__Enunciado 1__: Liste os grupos religiosos que o texto sobre a Páscoa menciona, cada um com a passagem que ele marca.
__Enunciado 2__: Segundo o texto sobre a Páscoa, qual ingrediente está sempre presente nos rituais dessa data?
__Enunciado 3__: Repita sem alterações um trecho do texto sobre a Páscoa: comece nas palavras "E em se tratando" e pare depois de "comemoram a Páscoa.".
───── Trecho citado
17 de abr. de 2014

Coelhinho da Páscoa, que trazes pra mim....

Criações de Páscoa: Escultura de ovos e bombons variados
Já é Páscoa, uma data esperada e comemorada por muitas culturas no mundo.
Apesar das comemorações muitas vezes acontecerem em datas diferentes, o princípio é praticamente o mesmo: um marco de passagem.
Para os cristãos, ortodoxos ou não, a passagem da morte para a ressurreição; para os judeus, da escravidão para a liberdade e para os pagãos, a passagem do inverno para a primavera.Todos, sem exceção, marcam um período de renovação, onde a esperança e prosperidade caminham juntas no mesmo sentido.
Assim, cada um ao seu modo, representa seus rituais para abrir-se às novas possibilidades e ao período de bonança que está por vir.
E em se tratando de ritual, não podemos esquecer que a comida é parte importante, independente de qual se segue.
Curiosamente, um ingrediente sempre presente nos rituais da Páscoa é o ovo. Simbolicamente especial, por representar a vida nova, ele é consumido por todos as culturas que comemoram a Páscoa.
──────────
───── Registros listados
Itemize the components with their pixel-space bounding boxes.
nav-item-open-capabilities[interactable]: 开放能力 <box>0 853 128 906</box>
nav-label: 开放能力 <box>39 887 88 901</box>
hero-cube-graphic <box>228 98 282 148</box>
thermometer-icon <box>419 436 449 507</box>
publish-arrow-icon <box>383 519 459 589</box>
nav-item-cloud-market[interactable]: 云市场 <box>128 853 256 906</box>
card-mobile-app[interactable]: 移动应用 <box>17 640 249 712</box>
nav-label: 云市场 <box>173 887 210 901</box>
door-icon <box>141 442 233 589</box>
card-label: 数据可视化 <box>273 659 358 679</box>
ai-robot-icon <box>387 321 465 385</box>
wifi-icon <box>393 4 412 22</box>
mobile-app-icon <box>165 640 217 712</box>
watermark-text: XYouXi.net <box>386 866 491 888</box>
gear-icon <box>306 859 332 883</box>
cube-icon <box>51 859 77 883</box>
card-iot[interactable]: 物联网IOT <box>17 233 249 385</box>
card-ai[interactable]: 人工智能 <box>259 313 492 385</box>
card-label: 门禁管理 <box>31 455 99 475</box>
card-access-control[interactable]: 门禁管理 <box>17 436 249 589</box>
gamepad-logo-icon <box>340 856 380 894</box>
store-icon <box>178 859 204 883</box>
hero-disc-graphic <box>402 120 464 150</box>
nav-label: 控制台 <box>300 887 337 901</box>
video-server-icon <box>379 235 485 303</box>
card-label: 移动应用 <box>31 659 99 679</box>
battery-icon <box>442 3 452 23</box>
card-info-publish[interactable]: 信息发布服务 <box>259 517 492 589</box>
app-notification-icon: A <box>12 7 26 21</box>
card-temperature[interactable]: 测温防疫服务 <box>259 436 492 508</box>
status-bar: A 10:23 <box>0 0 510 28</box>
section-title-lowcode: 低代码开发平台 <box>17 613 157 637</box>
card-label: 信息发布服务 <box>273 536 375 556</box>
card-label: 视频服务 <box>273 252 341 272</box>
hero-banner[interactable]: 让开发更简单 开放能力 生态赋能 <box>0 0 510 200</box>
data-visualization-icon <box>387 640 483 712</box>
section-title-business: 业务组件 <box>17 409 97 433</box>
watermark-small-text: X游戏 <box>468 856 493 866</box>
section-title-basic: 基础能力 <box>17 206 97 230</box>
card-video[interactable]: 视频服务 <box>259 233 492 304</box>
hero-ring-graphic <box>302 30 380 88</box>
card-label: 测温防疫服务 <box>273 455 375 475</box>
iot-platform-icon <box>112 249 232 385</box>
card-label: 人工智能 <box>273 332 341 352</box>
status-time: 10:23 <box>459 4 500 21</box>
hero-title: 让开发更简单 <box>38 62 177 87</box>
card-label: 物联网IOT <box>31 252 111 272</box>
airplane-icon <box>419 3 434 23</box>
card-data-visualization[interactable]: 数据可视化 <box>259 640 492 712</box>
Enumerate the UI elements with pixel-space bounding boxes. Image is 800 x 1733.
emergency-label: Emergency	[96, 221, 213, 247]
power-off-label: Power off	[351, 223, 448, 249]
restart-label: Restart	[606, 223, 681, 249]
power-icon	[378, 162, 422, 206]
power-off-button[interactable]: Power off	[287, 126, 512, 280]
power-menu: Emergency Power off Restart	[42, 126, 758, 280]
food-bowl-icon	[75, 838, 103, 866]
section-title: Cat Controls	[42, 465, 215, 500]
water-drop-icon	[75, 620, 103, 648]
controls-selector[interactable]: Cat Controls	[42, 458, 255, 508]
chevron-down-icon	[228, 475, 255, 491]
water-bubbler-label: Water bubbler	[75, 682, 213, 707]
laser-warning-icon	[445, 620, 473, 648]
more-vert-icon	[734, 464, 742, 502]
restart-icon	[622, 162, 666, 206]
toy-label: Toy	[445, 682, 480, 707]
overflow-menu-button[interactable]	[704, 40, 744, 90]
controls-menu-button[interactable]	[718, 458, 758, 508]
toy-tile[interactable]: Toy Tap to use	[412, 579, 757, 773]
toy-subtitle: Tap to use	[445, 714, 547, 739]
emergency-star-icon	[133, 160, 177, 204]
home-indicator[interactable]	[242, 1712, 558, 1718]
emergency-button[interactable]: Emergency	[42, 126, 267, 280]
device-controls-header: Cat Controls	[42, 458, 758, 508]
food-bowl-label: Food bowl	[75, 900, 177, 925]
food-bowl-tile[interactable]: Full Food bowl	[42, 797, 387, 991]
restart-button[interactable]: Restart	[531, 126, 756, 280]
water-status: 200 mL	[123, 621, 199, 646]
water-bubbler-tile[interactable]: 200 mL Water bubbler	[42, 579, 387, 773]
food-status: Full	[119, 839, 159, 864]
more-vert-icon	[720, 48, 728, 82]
──────────
__Resposta 1__:
- Cristãos: da morte para a ressurreição
- Judeus: da escravidão para a liberdade
- Pagãos: do inverno para a primavera

__Resposta 2__: O ovo.

__Resposta 3__:
E em se tratando de ritual, não podemos esquecer que a comida é parte importante, independente de qual se segue.
Curiosamente, um ingrediente sempre presente nos rituais da Páscoa é o ovo. Simbolicamente especial, por representar a vida nova, ele é consumido por todos as culturas que comemoram a Páscoa.